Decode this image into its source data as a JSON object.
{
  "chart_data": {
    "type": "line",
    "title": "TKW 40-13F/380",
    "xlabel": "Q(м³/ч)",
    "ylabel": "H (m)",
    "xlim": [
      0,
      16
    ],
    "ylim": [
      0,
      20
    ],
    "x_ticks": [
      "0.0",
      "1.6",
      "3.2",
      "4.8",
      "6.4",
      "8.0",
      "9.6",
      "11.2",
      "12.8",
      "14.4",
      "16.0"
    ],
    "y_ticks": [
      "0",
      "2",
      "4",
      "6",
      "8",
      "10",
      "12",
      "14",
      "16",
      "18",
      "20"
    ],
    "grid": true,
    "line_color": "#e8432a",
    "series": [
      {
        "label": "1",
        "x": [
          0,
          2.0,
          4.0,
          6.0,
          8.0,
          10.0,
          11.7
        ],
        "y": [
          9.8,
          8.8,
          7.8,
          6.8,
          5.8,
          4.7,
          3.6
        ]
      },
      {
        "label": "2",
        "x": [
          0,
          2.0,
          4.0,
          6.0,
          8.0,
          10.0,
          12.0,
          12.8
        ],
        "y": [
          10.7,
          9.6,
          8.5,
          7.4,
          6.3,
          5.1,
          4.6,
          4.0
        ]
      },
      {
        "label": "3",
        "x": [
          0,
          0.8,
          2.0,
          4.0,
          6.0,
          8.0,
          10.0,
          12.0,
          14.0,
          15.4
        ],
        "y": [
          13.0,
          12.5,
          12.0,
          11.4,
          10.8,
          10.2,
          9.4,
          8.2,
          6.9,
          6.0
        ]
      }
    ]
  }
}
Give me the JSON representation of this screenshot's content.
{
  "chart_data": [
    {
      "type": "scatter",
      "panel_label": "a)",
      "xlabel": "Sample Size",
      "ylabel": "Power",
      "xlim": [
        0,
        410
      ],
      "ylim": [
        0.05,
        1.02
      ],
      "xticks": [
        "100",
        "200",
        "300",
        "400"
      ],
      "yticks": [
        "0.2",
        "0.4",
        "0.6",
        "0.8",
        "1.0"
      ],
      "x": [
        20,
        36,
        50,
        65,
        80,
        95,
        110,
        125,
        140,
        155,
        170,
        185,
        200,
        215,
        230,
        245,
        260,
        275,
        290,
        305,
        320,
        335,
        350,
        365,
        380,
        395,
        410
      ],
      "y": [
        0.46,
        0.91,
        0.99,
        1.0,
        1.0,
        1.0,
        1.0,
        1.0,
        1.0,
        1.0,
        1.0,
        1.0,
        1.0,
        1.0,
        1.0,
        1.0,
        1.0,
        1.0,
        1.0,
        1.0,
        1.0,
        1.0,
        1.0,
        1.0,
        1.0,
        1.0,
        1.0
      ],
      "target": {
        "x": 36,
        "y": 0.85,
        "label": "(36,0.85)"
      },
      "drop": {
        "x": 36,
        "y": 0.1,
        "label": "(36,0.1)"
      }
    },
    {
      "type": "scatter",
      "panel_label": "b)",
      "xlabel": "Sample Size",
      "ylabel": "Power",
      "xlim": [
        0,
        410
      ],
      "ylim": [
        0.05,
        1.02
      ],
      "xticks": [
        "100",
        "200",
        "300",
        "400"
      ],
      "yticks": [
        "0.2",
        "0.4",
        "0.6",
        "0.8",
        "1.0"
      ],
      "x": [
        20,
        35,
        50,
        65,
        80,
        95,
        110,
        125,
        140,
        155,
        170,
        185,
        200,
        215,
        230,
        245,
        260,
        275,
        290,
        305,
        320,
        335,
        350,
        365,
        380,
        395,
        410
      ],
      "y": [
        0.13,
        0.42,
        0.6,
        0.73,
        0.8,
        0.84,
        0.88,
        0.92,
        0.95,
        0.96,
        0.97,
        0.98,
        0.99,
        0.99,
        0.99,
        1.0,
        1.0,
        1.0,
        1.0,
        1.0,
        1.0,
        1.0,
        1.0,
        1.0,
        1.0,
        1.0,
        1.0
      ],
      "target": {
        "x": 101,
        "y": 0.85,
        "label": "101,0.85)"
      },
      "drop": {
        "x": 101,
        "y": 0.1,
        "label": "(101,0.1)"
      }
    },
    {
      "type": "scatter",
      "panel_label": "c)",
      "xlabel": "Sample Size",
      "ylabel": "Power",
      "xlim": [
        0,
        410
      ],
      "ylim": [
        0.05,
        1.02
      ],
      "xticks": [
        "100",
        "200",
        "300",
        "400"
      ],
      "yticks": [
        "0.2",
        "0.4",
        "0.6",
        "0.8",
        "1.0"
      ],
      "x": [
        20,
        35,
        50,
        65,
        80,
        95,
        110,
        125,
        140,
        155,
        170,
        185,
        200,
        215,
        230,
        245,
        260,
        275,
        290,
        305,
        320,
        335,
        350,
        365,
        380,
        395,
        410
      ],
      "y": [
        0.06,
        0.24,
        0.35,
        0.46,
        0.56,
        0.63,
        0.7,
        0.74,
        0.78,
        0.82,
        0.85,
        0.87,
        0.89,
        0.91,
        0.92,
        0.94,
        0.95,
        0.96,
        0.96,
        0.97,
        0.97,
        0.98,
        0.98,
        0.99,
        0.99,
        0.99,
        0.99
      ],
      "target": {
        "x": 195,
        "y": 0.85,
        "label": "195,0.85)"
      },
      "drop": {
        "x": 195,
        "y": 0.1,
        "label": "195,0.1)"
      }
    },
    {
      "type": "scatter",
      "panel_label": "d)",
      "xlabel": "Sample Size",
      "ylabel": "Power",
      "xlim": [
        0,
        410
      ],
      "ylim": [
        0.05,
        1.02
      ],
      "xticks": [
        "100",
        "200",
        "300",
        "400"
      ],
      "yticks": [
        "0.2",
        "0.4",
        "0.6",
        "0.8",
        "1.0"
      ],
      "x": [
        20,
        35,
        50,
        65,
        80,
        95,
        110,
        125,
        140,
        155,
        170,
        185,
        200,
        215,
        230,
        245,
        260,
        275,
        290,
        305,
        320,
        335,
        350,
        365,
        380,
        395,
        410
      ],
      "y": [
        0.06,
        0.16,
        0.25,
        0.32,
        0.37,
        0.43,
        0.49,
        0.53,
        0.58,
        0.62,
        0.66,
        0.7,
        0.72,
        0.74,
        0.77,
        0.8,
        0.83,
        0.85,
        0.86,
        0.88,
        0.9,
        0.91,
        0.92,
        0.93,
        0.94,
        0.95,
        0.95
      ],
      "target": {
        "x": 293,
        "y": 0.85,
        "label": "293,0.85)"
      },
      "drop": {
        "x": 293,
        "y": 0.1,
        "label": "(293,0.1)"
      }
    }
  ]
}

———

■ Problem
Write each line above out exactly.

■ Reply to the task
Decode this image into its source data as a JSON object.
{
  "chart_data": {
    "type": "line",
    "title": "TKW 40-13F/380",
    "xlabel": "Q(м³/ч)",
    "ylabel": "H (m)",
    "xlim": [
      0,
      16
    ],
    "ylim": [
      0,
      20
    ],
    "x_ticks": [
      "0.0",
      "1.6",
      "3.2",
      "4.8",
      "6.4",
      "8.0",
      "9.6",
      "11.2",
      "12.8",
      "14.4",
      "16.0"
    ],
    "y_ticks": [
      "0",
      "2",
      "4",
      "6",
      "8",
      "10",
      "12",
      "14",
      "16",
      "18",
      "20"
    ],
    "grid": true,
    "line_color": "#e8432a",
    "series": [
      {
        "label": "1",
        "x": [
          0,
          2.0,
          4.0,
          6.0,
          8.0,
          10.0,
          11.7
        ],
        "y": [
          9.8,
          8.8,
          7.8,
          6.8,
          5.8,
          4.7,
          3.6
        ]
      },
      {
        "label": "2",
        "x": [
          0,
          2.0,
          4.0,
          6.0,
          8.0,
          10.0,
          12.0,
          12.8
        ],
        "y": [
          10.7,
          9.6,
          8.5,
          7.4,
          6.3,
          5.1,
          4.6,
          4.0
        ]
      },
      {
        "label": "3",
        "x": [
          0,
          0.8,
          2.0,
          4.0,
          6.0,
          8.0,
          10.0,
          12.0,
          14.0,
          15.4
        ],
        "y": [
          13.0,
          12.5,
          12.0,
          11.4,
          10.8,
          10.2,
          9.4,
          8.2,
          6.9,
          6.0
        ]
      }
    ]
  }
}
Give me the JSON representation of this screenshot's content.
{
  "chart_data": [
    {
      "type": "scatter",
      "panel_label": "a)",
      "xlabel": "Sample Size",
      "ylabel": "Power",
      "xlim": [
        0,
        410
      ],
      "ylim": [
        0.05,
        1.02
      ],
      "xticks": [
        "100",
        "200",
        "300",
        "400"
      ],
      "yticks": [
        "0.2",
        "0.4",
        "0.6",
        "0.8",
        "1.0"
      ],
      "x": [
        20,
        36,
        50,
        65,
        80,
        95,
        110,
        125,
        140,
        155,
        170,
        185,
        200,
        215,
        230,
        245,
        260,
        275,
        290,
        305,
        320,
        335,
        350,
        365,
        380,
        395,
        410
      ],
      "y": [
        0.46,
        0.91,
        0.99,
        1.0,
        1.0,
        1.0,
        1.0,
        1.0,
        1.0,
        1.0,
        1.0,
        1.0,
        1.0,
        1.0,
        1.0,
        1.0,
        1.0,
        1.0,
        1.0,
        1.0,
        1.0,
        1.0,
        1.0,
        1.0,
        1.0,
        1.0,
        1.0
      ],
      "target": {
        "x": 36,
        "y": 0.85,
        "label": "(36,0.85)"
      },
      "drop": {
        "x": 36,
        "y": 0.1,
        "label": "(36,0.1)"
      }
    },
    {
      "type": "scatter",
      "panel_label": "b)",
      "xlabel": "Sample Size",
      "ylabel": "Power",
      "xlim": [
        0,
        410
      ],
      "ylim": [
        0.05,
        1.02
      ],
      "xticks": [
        "100",
        "200",
        "300",
        "400"
      ],
      "yticks": [
        "0.2",
        "0.4",
        "0.6",
        "0.8",
        "1.0"
      ],
      "x": [
        20,
        35,
        50,
        65,
        80,
        95,
        110,
        125,
        140,
        155,
        170,
        185,
        200,
        215,
        230,
        245,
        260,
        275,
        290,
        305,
        320,
        335,
        350,
        365,
        380,
        395,
        410
      ],
      "y": [
        0.13,
        0.42,
        0.6,
        0.73,
        0.8,
        0.84,
        0.88,
        0.92,
        0.95,
        0.96,
        0.97,
        0.98,
        0.99,
        0.99,
        0.99,
        1.0,
        1.0,
        1.0,
        1.0,
        1.0,
        1.0,
        1.0,
        1.0,
        1.0,
        1.0,
        1.0,
        1.0
      ],
      "target": {
        "x": 101,
        "y": 0.85,
        "label": "101,0.85)"
      },
      "drop": {
        "x": 101,
        "y": 0.1,
        "label": "(101,0.1)"
      }
    },
    {
      "type": "scatter",
      "panel_label": "c)",
      "xlabel": "Sample Size",
      "ylabel": "Power",
      "xlim": [
        0,
        410
      ],
      "ylim": [
        0.05,
        1.02
      ],
      "xticks": [
        "100",
        "200",
        "300",
        "400"
      ],
      "yticks": [
        "0.2",
        "0.4",
        "0.6",
        "0.8",
        "1.0"
      ],
      "x": [
        20,
        35,
        50,
        65,
        80,
        95,
        110,
        125,
        140,
        155,
        170,
        185,
        200,
        215,
        230,
        245,
        260,
        275,
        290,
        305,
        320,
        335,
        350,
        365,
        380,
        395,
        410
      ],
      "y": [
        0.06,
        0.24,
        0.35,
        0.46,
        0.56,
        0.63,
        0.7,
        0.74,
        0.78,
        0.82,
        0.85,
        0.87,
        0.89,
        0.91,
        0.92,
        0.94,
        0.95,
        0.96,
        0.96,
        0.97,
        0.97,
        0.98,
        0.98,
        0.99,
        0.99,
        0.99,
        0.99
      ],
      "target": {
        "x": 195,
        "y": 0.85,
        "label": "195,0.85)"
      },
      "drop": {
        "x": 195,
        "y": 0.1,
        "label": "195,0.1)"
      }
    },
    {
      "type": "scatter",
      "panel_label": "d)",
      "xlabel": "Sample Size",
      "ylabel": "Power",
      "xlim": [
        0,
        410
      ],
      "ylim": [
        0.05,
        1.02
      ],
      "xticks": [
        "100",
        "200",
        "300",
        "400"
      ],
      "yticks": [
        "0.2",
        "0.4",
        "0.6",
        "0.8",
        "1.0"
      ],
      "x": [
        20,
        35,
        50,
        65,
        80,
        95,
        110,
        125,
        140,
        155,
        170,
        185,
        200,
        215,
        230,
        245,
        260,
        275,
        290,
        305,
        320,
        335,
        350,
        365,
        380,
        395,
        410
      ],
      "y": [
        0.06,
        0.16,
        0.25,
        0.32,
        0.37,
        0.43,
        0.49,
        0.53,
        0.58,
        0.62,
        0.66,
        0.7,
        0.72,
        0.74,
        0.77,
        0.8,
        0.83,
        0.85,
        0.86,
        0.88,
        0.9,
        0.91,
        0.92,
        0.93,
        0.94,
        0.95,
        0.95
      ],
      "target": {
        "x": 293,
        "y": 0.85,
        "label": "293,0.85)"
      },
      "drop": {
        "x": 293,
        "y": 0.1,
        "label": "(293,0.1)"
      }
    }
  ]
}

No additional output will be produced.